■ **What the exercise asks**
Reproduce these records with every "ornament" changed to "decoration" and everything else kept the same. Omit the pictures from your answer.

Annotated element entries:

------------------------------------------------------------

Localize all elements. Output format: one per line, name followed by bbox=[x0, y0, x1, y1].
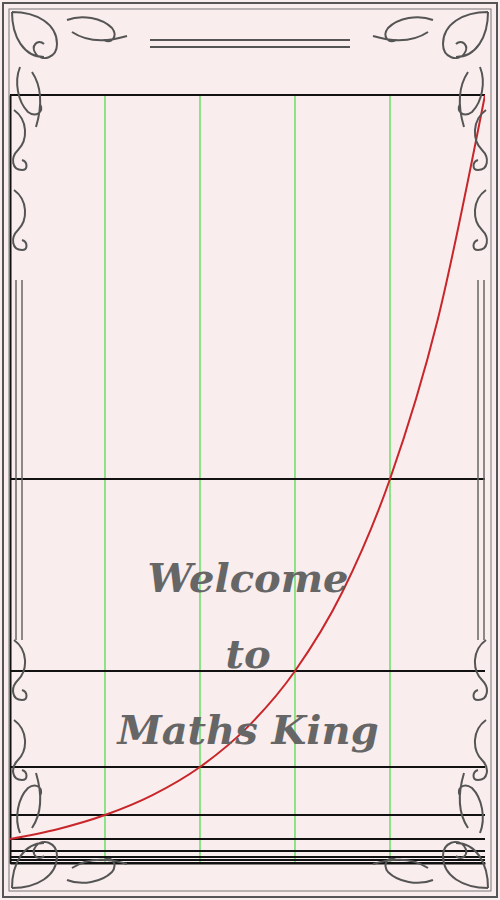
frame-rule bbox=[150, 46, 350, 48]
axis-line bbox=[10, 96, 12, 864]
ornament bbox=[12, 773, 127, 888]
grid-line-y bbox=[10, 478, 485, 480]
y-axis bbox=[10, 96, 12, 864]
plot-area bbox=[10, 95, 485, 839]
page: Welcome to Maths King bbox=[0, 0, 500, 900]
ornament bbox=[474, 640, 487, 780]
ornament bbox=[13, 640, 26, 780]
canvas: Welcome to Maths King bbox=[0, 0, 500, 900]
ornament bbox=[13, 110, 26, 250]
ornament bbox=[373, 12, 488, 127]
frame-rule bbox=[21, 280, 23, 640]
frame-rule bbox=[150, 39, 350, 41]
frame-rule bbox=[477, 280, 479, 640]
grid-line-y bbox=[10, 850, 485, 852]
frame-rule bbox=[15, 280, 17, 640]
annotation: Maths King bbox=[115, 706, 378, 753]
series-line bbox=[10, 95, 485, 839]
ornament bbox=[474, 110, 487, 250]
grid-line-y bbox=[10, 814, 485, 816]
grid-line-y bbox=[10, 838, 485, 840]
annotation: to bbox=[225, 630, 270, 677]
grid bbox=[10, 95, 485, 863]
grid-line-y bbox=[10, 94, 485, 96]
annotations: Welcome to Maths King bbox=[115, 554, 378, 753]
background bbox=[0, 0, 500, 900]
grid-line-y bbox=[10, 856, 485, 858]
frame bbox=[3, 3, 497, 897]
grid-line-y bbox=[10, 766, 485, 768]
annotation: Welcome bbox=[147, 554, 348, 601]
frame-inner bbox=[9, 9, 491, 891]
ornament bbox=[373, 773, 488, 888]
frame-rule bbox=[483, 280, 485, 640]
frame-outer bbox=[3, 3, 497, 897]
ornament bbox=[12, 12, 127, 127]
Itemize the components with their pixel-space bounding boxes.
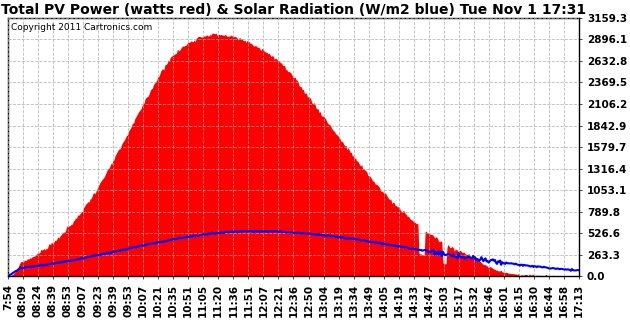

------------------------------------------------------------

■ **Written reply**
Localize all elements. Output format: one per line, name followed by bbox=[x0, y0, x1, y1].
frame-rule bbox=[150, 46, 350, 48]
axis-line bbox=[10, 96, 12, 864]
decoration bbox=[12, 773, 127, 888]
grid-line-y bbox=[10, 478, 485, 480]
y-axis bbox=[10, 96, 12, 864]
plot-area bbox=[10, 95, 485, 839]
page: Welcome to Maths King bbox=[0, 0, 500, 900]
decoration bbox=[474, 640, 487, 780]
decoration bbox=[13, 640, 26, 780]
canvas: Welcome to Maths King bbox=[0, 0, 500, 900]
decoration bbox=[13, 110, 26, 250]
decoration bbox=[373, 12, 488, 127]
frame-rule bbox=[21, 280, 23, 640]
frame-rule bbox=[150, 39, 350, 41]
frame-rule bbox=[477, 280, 479, 640]
grid-line-y bbox=[10, 850, 485, 852]
frame-rule bbox=[15, 280, 17, 640]
annotation: Maths King bbox=[115, 706, 378, 753]
series-line bbox=[10, 95, 485, 839]
decoration bbox=[474, 110, 487, 250]
grid-line-y bbox=[10, 814, 485, 816]
grid-line-y bbox=[10, 838, 485, 840]
annotation: to bbox=[225, 630, 270, 677]
grid bbox=[10, 95, 485, 863]
grid-line-y bbox=[10, 94, 485, 96]
annotations: Welcome to Maths King bbox=[115, 554, 378, 753]
background bbox=[0, 0, 500, 900]
grid-line-y bbox=[10, 856, 485, 858]
frame bbox=[3, 3, 497, 897]
grid-line-y bbox=[10, 766, 485, 768]
annotation: Welcome bbox=[147, 554, 348, 601]
frame-inner bbox=[9, 9, 491, 891]
decoration bbox=[373, 773, 488, 888]
frame-rule bbox=[483, 280, 485, 640]
frame-outer bbox=[3, 3, 497, 897]
decoration bbox=[12, 12, 127, 127]
Itemize the components with their pixel-space bounding boxes.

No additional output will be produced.